• Your task
Return the records that follow, matching each one exactly.

• Excerpted records
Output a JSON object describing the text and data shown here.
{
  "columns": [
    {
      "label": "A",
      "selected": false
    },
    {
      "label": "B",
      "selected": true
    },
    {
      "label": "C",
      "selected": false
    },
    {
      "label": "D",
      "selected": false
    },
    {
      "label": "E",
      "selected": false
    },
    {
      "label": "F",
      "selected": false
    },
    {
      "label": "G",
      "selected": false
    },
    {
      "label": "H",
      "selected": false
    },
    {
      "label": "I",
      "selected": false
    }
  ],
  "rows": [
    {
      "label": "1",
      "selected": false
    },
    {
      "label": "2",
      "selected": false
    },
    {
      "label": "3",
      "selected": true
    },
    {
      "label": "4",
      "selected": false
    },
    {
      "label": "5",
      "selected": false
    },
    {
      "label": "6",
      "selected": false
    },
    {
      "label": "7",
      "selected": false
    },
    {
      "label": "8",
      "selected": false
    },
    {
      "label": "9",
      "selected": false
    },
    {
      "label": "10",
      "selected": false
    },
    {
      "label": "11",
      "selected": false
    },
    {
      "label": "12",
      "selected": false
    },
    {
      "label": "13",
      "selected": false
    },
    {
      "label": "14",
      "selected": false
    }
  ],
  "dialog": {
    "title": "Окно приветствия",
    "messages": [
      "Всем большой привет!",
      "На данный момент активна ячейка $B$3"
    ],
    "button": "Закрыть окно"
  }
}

• Task answer
Output a JSON object describing the text and data shown here.
{
  "columns": [
    {
      "label": "A",
      "selected": false
    },
    {
      "label": "B",
      "selected": true
    },
    {
      "label": "C",
      "selected": false
    },
    {
      "label": "D",
      "selected": false
    },
    {
      "label": "E",
      "selected": false
    },
    {
      "label": "F",
      "selected": false
    },
    {
      "label": "G",
      "selected": false
    },
    {
      "label": "H",
      "selected": false
    },
    {
      "label": "I",
      "selected": false
    }
  ],
  "rows": [
    {
      "label": "1",
      "selected": false
    },
    {
      "label": "2",
      "selected": false
    },
    {
      "label": "3",
      "selected": true
    },
    {
      "label": "4",
      "selected": false
    },
    {
      "label": "5",
      "selected": false
    },
    {
      "label": "6",
      "selected": false
    },
    {
      "label": "7",
      "selected": false
    },
    {
      "label": "8",
      "selected": false
    },
    {
      "label": "9",
      "selected": false
    },
    {
      "label": "10",
      "selected": false
    },
    {
      "label": "11",
      "selected": false
    },
    {
      "label": "12",
      "selected": false
    },
    {
      "label": "13",
      "selected": false
    },
    {
      "label": "14",
      "selected": false
    }
  ],
  "dialog": {
    "title": "Окно приветствия",
    "messages": [
      "Всем большой привет!",
      "На данный момент активна ячейка $B$3"
    ],
    "button": "Закрыть окно"
  }
}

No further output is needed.